» Given problem: Across the listing below, count the lines that mention the string "kind". Reply with the figure only.

** Begin **

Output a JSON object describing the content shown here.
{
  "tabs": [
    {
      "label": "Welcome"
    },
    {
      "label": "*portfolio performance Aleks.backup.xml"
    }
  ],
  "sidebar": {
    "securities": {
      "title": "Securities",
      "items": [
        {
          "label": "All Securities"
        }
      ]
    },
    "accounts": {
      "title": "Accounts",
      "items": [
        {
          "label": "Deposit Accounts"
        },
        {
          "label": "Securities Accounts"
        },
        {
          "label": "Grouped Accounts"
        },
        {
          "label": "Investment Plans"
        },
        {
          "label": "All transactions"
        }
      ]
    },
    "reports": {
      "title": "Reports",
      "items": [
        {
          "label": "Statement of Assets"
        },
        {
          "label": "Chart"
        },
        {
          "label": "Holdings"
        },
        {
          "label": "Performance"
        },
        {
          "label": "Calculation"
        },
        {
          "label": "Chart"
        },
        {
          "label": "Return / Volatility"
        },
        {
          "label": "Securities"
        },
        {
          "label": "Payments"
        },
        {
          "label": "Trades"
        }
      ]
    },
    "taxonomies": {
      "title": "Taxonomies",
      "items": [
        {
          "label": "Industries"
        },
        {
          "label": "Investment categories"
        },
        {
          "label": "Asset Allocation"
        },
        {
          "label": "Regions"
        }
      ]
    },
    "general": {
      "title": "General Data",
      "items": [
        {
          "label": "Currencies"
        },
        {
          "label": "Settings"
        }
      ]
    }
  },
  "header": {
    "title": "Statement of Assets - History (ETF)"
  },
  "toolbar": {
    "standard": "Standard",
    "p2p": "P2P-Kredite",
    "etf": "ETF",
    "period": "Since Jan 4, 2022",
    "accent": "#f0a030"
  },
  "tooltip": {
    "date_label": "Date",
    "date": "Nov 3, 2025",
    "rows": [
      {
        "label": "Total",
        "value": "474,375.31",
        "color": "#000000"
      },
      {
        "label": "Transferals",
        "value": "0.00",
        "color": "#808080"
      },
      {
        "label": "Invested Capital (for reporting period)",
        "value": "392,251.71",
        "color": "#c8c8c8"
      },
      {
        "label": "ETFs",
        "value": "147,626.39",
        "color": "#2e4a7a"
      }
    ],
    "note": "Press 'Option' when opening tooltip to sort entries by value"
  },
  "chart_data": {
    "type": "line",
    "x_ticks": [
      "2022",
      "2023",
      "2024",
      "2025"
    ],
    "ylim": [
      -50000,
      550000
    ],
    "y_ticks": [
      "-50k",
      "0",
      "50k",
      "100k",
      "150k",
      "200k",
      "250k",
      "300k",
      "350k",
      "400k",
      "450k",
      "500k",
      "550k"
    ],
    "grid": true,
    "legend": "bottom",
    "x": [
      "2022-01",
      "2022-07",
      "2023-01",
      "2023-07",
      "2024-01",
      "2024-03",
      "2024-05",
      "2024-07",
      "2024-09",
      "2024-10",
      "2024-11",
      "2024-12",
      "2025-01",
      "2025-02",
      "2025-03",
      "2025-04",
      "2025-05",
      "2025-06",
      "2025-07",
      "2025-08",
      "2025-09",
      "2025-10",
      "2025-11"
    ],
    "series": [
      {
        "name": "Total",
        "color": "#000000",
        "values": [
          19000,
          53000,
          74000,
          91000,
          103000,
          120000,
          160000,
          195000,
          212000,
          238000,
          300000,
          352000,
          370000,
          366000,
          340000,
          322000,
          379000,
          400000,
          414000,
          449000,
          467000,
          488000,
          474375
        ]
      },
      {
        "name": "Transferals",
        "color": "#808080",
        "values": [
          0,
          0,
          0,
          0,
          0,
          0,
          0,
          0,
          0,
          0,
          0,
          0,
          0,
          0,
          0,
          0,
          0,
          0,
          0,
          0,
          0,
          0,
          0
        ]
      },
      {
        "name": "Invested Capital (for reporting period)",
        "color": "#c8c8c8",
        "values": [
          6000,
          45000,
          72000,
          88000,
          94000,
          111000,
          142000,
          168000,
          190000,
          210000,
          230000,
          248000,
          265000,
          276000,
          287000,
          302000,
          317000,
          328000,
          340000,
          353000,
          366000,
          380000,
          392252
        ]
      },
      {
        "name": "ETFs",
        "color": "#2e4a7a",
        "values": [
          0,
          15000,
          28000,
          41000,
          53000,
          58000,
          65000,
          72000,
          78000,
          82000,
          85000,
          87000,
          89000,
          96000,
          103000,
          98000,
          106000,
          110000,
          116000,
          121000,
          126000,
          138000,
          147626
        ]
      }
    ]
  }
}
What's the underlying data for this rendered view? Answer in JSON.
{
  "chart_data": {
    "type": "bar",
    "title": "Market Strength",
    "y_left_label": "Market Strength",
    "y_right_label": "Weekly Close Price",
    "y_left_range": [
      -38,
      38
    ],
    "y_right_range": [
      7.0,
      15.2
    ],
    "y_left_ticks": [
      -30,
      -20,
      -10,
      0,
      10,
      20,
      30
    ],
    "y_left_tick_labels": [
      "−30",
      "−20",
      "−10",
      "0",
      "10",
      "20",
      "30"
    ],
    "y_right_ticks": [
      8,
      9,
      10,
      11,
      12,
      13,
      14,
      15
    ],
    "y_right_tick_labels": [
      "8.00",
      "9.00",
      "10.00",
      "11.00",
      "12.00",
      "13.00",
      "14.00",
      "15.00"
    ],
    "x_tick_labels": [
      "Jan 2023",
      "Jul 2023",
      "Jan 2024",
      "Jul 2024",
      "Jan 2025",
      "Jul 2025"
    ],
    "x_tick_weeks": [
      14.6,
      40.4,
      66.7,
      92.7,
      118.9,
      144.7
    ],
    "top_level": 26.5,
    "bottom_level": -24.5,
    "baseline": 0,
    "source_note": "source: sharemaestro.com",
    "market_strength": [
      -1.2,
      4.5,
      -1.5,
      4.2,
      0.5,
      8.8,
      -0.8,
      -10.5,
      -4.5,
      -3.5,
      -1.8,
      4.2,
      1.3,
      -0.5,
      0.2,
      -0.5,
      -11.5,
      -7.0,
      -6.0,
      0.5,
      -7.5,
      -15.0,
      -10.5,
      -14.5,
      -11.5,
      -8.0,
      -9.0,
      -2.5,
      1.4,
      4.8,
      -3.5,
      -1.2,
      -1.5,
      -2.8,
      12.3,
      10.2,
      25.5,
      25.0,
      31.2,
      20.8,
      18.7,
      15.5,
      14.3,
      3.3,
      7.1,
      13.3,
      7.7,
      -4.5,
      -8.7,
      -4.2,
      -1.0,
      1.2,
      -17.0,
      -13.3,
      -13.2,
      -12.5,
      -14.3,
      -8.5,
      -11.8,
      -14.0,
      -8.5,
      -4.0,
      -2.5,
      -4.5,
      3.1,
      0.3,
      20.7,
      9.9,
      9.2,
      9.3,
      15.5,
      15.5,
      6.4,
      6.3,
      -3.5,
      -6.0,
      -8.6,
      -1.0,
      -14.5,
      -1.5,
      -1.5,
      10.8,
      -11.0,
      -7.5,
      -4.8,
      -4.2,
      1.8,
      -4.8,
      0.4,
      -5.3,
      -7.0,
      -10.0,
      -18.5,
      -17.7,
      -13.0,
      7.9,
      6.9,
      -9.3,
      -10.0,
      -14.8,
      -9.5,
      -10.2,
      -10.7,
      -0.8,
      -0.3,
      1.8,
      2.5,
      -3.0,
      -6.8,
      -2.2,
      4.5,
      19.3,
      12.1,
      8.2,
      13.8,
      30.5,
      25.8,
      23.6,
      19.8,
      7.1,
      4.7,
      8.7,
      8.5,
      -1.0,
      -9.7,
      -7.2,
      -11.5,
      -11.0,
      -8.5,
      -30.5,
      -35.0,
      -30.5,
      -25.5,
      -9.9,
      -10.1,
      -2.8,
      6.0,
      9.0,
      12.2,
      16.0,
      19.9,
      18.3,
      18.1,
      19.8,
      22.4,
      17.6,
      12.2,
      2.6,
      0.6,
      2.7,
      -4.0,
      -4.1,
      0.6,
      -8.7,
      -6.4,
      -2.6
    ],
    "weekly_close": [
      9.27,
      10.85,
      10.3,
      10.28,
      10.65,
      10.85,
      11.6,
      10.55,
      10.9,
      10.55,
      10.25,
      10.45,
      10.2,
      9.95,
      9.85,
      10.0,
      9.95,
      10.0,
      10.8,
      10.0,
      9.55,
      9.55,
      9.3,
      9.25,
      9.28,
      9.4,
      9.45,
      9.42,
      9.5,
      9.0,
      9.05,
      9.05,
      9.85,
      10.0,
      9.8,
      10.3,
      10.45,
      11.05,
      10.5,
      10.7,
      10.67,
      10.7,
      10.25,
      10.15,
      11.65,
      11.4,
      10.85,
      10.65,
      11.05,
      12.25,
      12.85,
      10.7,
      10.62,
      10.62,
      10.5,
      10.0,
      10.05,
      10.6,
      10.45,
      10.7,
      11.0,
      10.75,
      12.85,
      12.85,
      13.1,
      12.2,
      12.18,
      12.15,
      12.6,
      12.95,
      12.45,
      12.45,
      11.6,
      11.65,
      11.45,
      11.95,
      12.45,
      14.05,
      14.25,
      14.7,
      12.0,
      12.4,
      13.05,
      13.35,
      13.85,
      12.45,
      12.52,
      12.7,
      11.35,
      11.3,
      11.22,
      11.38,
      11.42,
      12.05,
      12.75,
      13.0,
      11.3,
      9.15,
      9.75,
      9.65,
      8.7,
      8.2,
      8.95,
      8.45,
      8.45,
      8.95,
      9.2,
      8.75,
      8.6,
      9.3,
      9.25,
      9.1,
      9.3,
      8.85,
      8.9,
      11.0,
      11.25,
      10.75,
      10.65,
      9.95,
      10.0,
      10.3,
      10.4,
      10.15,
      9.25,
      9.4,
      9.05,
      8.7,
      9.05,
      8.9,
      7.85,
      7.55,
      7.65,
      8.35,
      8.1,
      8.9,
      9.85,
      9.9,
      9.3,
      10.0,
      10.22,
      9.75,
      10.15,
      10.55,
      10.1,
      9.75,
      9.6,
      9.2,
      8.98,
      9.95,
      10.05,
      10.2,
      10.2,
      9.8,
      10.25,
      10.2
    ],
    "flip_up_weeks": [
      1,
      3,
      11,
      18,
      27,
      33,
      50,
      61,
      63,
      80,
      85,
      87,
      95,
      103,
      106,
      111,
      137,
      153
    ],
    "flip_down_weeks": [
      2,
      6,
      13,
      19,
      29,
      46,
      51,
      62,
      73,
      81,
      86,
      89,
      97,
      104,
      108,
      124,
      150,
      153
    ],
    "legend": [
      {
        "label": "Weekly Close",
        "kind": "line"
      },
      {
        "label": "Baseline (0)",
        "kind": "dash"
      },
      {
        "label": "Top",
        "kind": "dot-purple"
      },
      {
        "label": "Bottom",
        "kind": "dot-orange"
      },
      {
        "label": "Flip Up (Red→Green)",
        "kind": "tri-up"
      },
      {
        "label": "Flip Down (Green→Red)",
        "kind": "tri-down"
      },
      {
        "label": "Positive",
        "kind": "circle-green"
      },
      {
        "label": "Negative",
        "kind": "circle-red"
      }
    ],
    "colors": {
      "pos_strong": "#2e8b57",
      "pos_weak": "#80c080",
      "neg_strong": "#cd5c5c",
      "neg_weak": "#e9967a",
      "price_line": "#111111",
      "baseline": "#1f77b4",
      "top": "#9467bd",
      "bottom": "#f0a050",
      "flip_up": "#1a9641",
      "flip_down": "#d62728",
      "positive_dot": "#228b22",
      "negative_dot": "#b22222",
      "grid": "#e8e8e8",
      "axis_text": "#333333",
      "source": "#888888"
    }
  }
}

** End **

» Answer to the task: 8